- [TASK DESCRIPTION] The material below should be written out in full and exactly; pictures stay out of the copy.

──────────

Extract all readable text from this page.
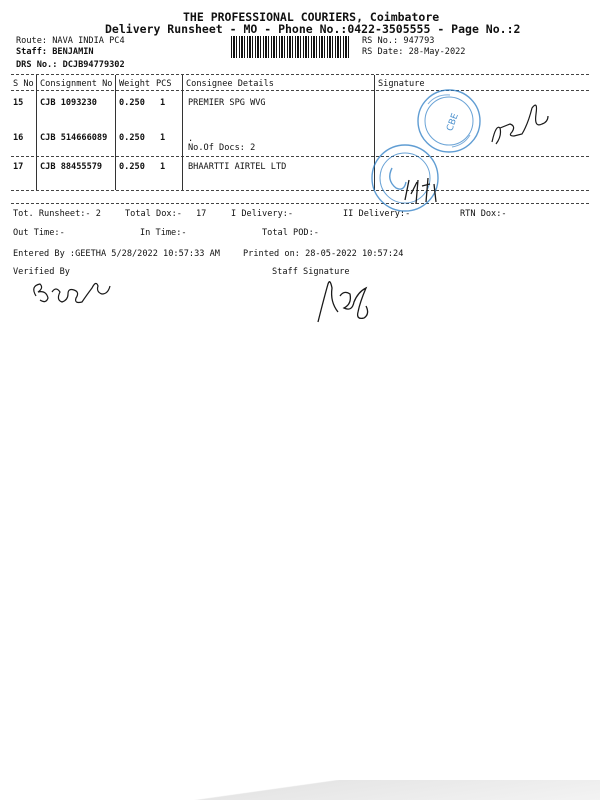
THE PROFESSIONAL COURIERS, Coimbatore
Delivery Runsheet - MO - Phone No.:0422-3505555 - Page No.:2
Route: NAVA INDIA PC4
Staff: BENJAMIN
DRS No.: DCJB94779302
RS No.: 947793
RS Date: 28-May-2022
S No Consignment No Weight PCS Consignee Details	Signature
15 CJB 1093230	0.250 1	PREMIER SPG WVG
16 CJB 514666089 0.250 1	.
No.Of Docs: 2
17 CJB 88455579 0.250 1	BHAARTTI AIRTEL LTD
Tot. Runsheet:- 2	Total Dox:- 17	I Delivery:-	II Delivery:-	RTN Dox:-
Out Time:-	In Time:-	Total POD:-
Entered By :GEETHA 5/28/2022 10:57:33 AM	Printed on: 28-05-2022 10:57:24
Verified By	Staff Signature
CBE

──────────

- [WRITTEN RESPONSE]
Extract all readable text from this page.
THE PROFESSIONAL COURIERS, Coimbatore
Delivery Runsheet - MO - Phone No.:0422-3505555 - Page No.:2
Route: NAVA INDIA PC4
Staff: BENJAMIN
DRS No.: DCJB94779302
RS No.: 947793
RS Date: 28-May-2022
S No Consignment No Weight PCS Consignee Details	Signature
15 CJB 1093230	0.250 1	PREMIER SPG WVG
16 CJB 514666089 0.250 1	.
No.Of Docs: 2
17 CJB 88455579 0.250 1	BHAARTTI AIRTEL LTD
Tot. Runsheet:- 2	Total Dox:- 17	I Delivery:-	II Delivery:-	RTN Dox:-
Out Time:-	In Time:-	Total POD:-
Entered By :GEETHA 5/28/2022 10:57:33 AM	Printed on: 28-05-2022 10:57:24
Verified By	Staff Signature
CBE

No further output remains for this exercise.